[WORKING DATA]:
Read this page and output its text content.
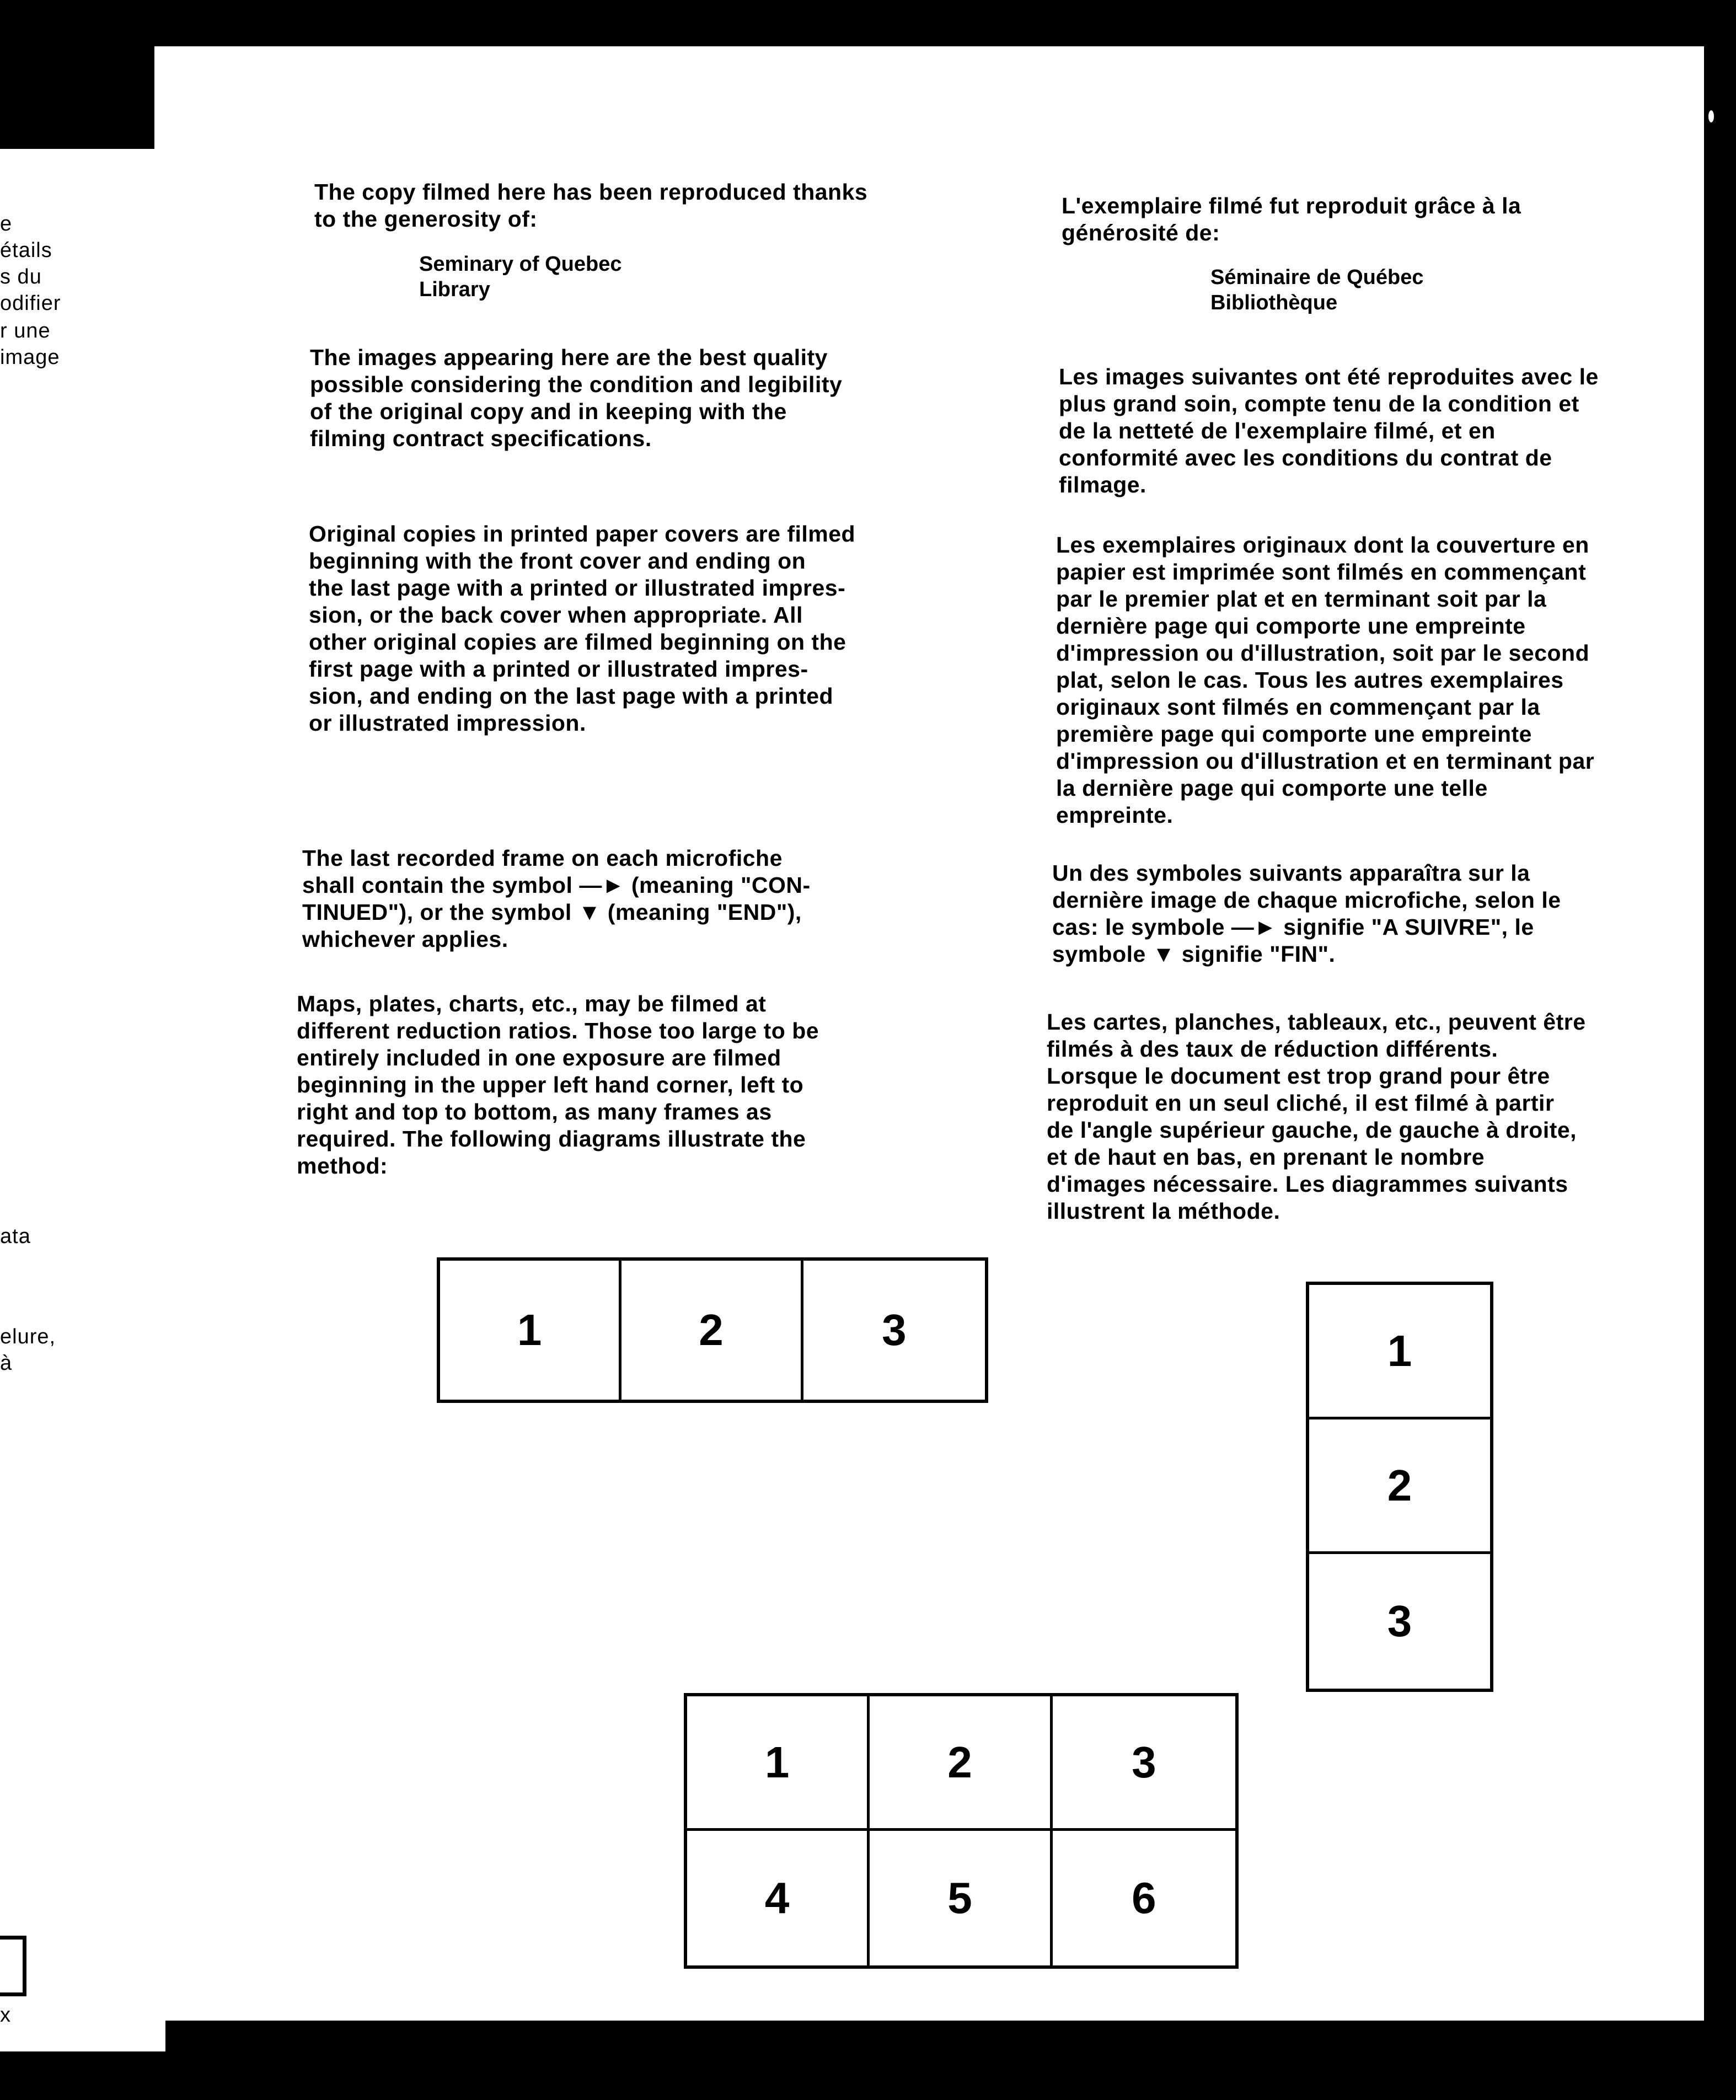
e
étails
s du
odifier
r une
image
ata
elure,
à
x

The copy filmed here has been reproduced thanks
to the generosity of:

Seminary of Quebec
Library

The images appearing here are the best quality
possible considering the condition and legibility
of the original copy and in keeping with the
filming contract specifications.

Original copies in printed paper covers are filmed
beginning with the front cover and ending on
the last page with a printed or illustrated impres-
sion, or the back cover when appropriate. All
other original copies are filmed beginning on the
first page with a printed or illustrated impres-
sion, and ending on the last page with a printed
or illustrated impression.

The last recorded frame on each microfiche
shall contain the symbol —► (meaning "CON-
TINUED"), or the symbol ▼ (meaning "END"),
whichever applies.

Maps, plates, charts, etc., may be filmed at
different reduction ratios. Those too large to be
entirely included in one exposure are filmed
beginning in the upper left hand corner, left to
right and top to bottom, as many frames as
required. The following diagrams illustrate the
method:

L'exemplaire filmé fut reproduit grâce à la
générosité de:

Séminaire de Québec
Bibliothèque

Les images suivantes ont été reproduites avec le
plus grand soin, compte tenu de la condition et
de la netteté de l'exemplaire filmé, et en
conformité avec les conditions du contrat de
filmage.

Les exemplaires originaux dont la couverture en
papier est imprimée sont filmés en commençant
par le premier plat et en terminant soit par la
dernière page qui comporte une empreinte
d'impression ou d'illustration, soit par le second
plat, selon le cas. Tous les autres exemplaires
originaux sont filmés en commençant par la
première page qui comporte une empreinte
d'impression ou d'illustration et en terminant par
la dernière page qui comporte une telle
empreinte.

Un des symboles suivants apparaîtra sur la
dernière image de chaque microfiche, selon le
cas: le symbole —► signifie "A SUIVRE", le
symbole ▼ signifie "FIN".

Les cartes, planches, tableaux, etc., peuvent être
filmés à des taux de réduction différents.
Lorsque le document est trop grand pour être
reproduit en un seul cliché, il est filmé à partir
de l'angle supérieur gauche, de gauche à droite,
et de haut en bas, en prenant le nombre
d'images nécessaire. Les diagrammes suivants
illustrent la méthode.

1	2	3	1
2
3
1	2	3
4	5	6
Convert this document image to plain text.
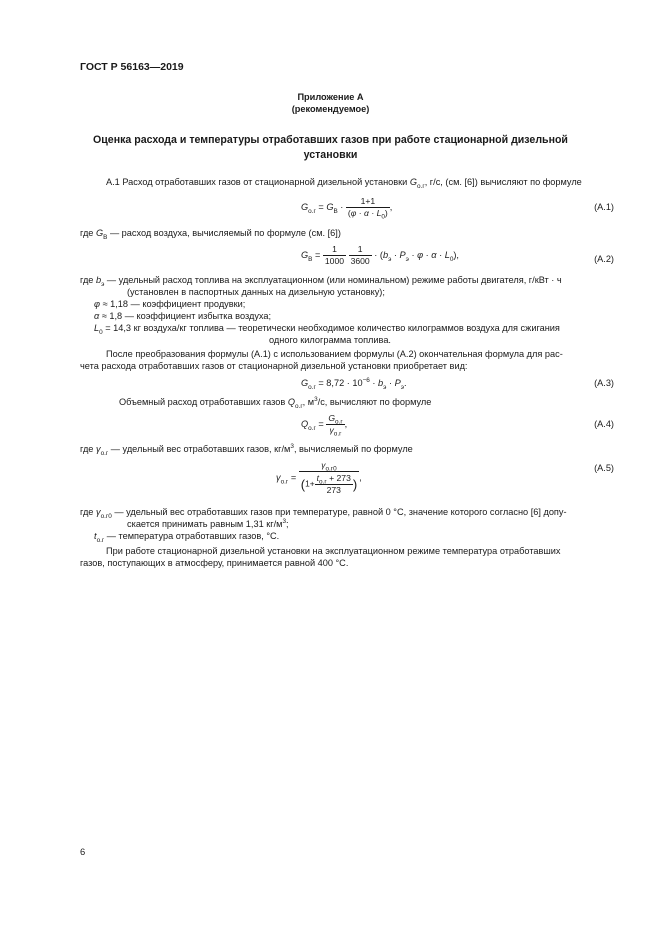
ГОСТ Р 56163—2019
Приложение А
(рекомендуемое)
Оценка расхода и температуры отработавших газов при работе стационарной дизельной
установки
А.1 Расход отработавших газов от стационарной дизельной установки $G_{о.г}$, г/с, (см. [6]) вычисляют по формуле
$G_{о.г} = G_В \cdot \frac{1+1}{(\varphi \cdot \alpha \cdot L_0)}$ ,	(А.1)
где $G_В$ — расход воздуха, вычисляемый по формуле (см. [6])
$G_В = \frac{1}{1000}$
$\frac{1}{3600} \cdot (b_э \cdot P_э \cdot \varphi \cdot \alpha \cdot L_0)$,	(А.2)
где $b_э$ — удельный расход топлива на эксплуатационном (или номинальном) режиме работы двигателя, г/кВт · ч
(установлен в паспортных данных на дизельную установку);
φ ≈ 1,18 — коэффициент продувки;
α ≈ 1,8 — коэффициент избытка воздуха;
$L_0 = 14,3$ кг воздуха/кг топлива — теоретически необходимое количество килограммов воздуха для сжигания
одного килограмма топлива.
После преобразования формулы (А.1) с использованием формулы (А.2) окончательная формула для рас-
чета расхода отработавших газов от стационарной дизельной установки приобретает вид:
$G_{о.г} = 8,72 \cdot 10^{-6} \cdot b_э \cdot P_э$.	(А.3)
Объемный расход отработавших газов $Q_{о.г}$, $м^3/с$, вычисляют по формуле
$Q_{о.г} = \frac{G_{о.г}}{\gamma_{о.г}}$ ,	(А.4)
где $\gamma_{о.г}$ — удельный вес отработавших газов, $кг/м^3$, вычисляемый по формуле
$\gamma_{о.г} = \frac{\gamma_{о.г0}}{(1+ \frac{t_{о.г} + 273}{273} )}$ ,
(А.5)
где $\gamma_{о.г0}$ — удельный вес отработавших газов при температуре, равной 0 °С, значение которого согласно [6] допу-
скается принимать равным 1,31 $кг/м^3$;
$t_{о.г}$ — температура отработавших газов, °С.
При работе стационарной дизельной установки на эксплуатационном режиме температура отработавших
газов, поступающих в атмосферу, принимается равной 400 °С.
6
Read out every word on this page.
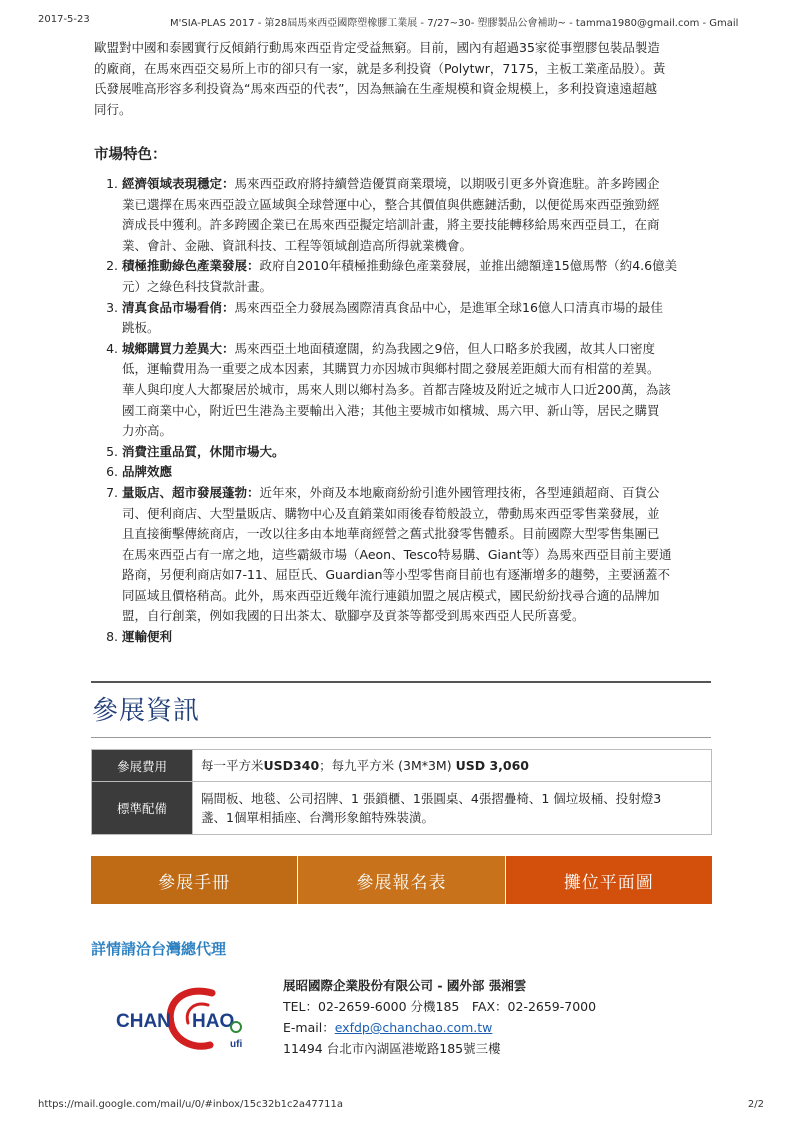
2017-5-23	M'SIA-PLAS 2017 - 第28屆馬來西亞國際塑橡膠工業展 - 7/27~30- 塑膠製品公會補助~ - tamma1980@gmail.com - Gmail
歐盟對中國和泰國實行反傾銷行動馬來西亞肯定受益無窮。目前，國內有超過35家從事塑膠包裝品製造
的廠商，在馬來西亞交易所上市的卻只有一家，就是多利投資（Polytwr，7175，主板工業產品股）。黃
氏發展唯高形容多利投資為“馬來西亞的代表”，因為無論在生產規模和資金規模上，多利投資遠遠超越
同行。
市場特色：
1. 經濟領域表現穩定：馬來西亞政府將持續營造優質商業環境，以期吸引更多外資進駐。許多跨國企
業已選擇在馬來西亞設立區域與全球營運中心，整合其價值與供應鏈活動，以便從馬來西亞強勁經
濟成長中獲利。許多跨國企業已在馬來西亞擬定培訓計畫，將主要技能轉移給馬來西亞員工，在商
業、會計、金融、資訊科技、工程等領域創造高所得就業機會。
2. 積極推動綠色產業發展：政府自2010年積極推動綠色產業發展，並推出總額達15億馬幣（約4.6億美
元）之綠色科技貸款計畫。
3. 清真食品市場看俏：馬來西亞全力發展為國際清真食品中心，是進軍全球16億人口清真市場的最佳
跳板。
4. 城鄉購買力差異大：馬來西亞土地面積遼闊，約為我國之9倍，但人口略多於我國，故其人口密度
低，運輸費用為一重要之成本因素，其購買力亦因城市與鄉村間之發展差距頗大而有相當的差異。
華人與印度人大都聚居於城市，馬來人則以鄉村為多。首都吉隆坡及附近之城市人口近200萬，為該
國工商業中心，附近巴生港為主要輸出入港；其他主要城市如檳城、馬六甲、新山等，居民之購買
力亦高。
5. 消費注重品質，休閒市場大。
6. 品牌效應
7. 量販店、超市發展蓬勃：近年來，外商及本地廠商紛紛引進外國管理技術，各型連鎖超商、百貨公
司、便利商店、大型量販店、購物中心及直銷業如雨後春筍般設立，帶動馬來西亞零售業發展，並
且直接衝擊傳統商店，一改以往多由本地華商經營之舊式批發零售體系。目前國際大型零售集團已
在馬來西亞占有一席之地，這些霸級市場（Aeon、Tesco特易購、Giant等）為馬來西亞目前主要通
路商，另便利商店如7-11、屈臣氏、Guardian等小型零售商目前也有逐漸增多的趨勢，主要涵蓋不
同區域且價格稍高。此外，馬來西亞近幾年流行連鎖加盟之展店模式，國民紛紛找尋合適的品牌加
盟，自行創業，例如我國的日出茶太、歇腳亭及貢茶等都受到馬來西亞人民所喜愛。
8. 運輸便利
參展資訊
參展費用	每一平方米USD340；每九平方米 (3M*3M) USD 3,060
標準配備	隔間板、地毯、公司招牌、1 張鎖櫃、1張圓桌、4張摺疊椅、1 個垃圾桶、投射燈3
盞、1個單相插座、台灣形象館特殊裝潢。
參展手冊	參展報名表	攤位平面圖
詳情請洽台灣總代理
CHAN HAO
ufi
展昭國際企業股份有限公司 - 國外部 張湘雲
TEL：02-2659-6000 分機185　FAX：02-2659-7000
E-mail：exfdp@chanchao.com.tw
11494 台北市內湖區港墘路185號三樓
https://mail.google.com/mail/u/0/#inbox/15c32b1c2a47711a	2/2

[TASK INSTRUCTIONS]: Scan the lines for the string "here". Copy out each line that matches.

[COMPLETE ANSWER]:
The copy filmed here has been reproduced thanks
The images appearing here are the best quality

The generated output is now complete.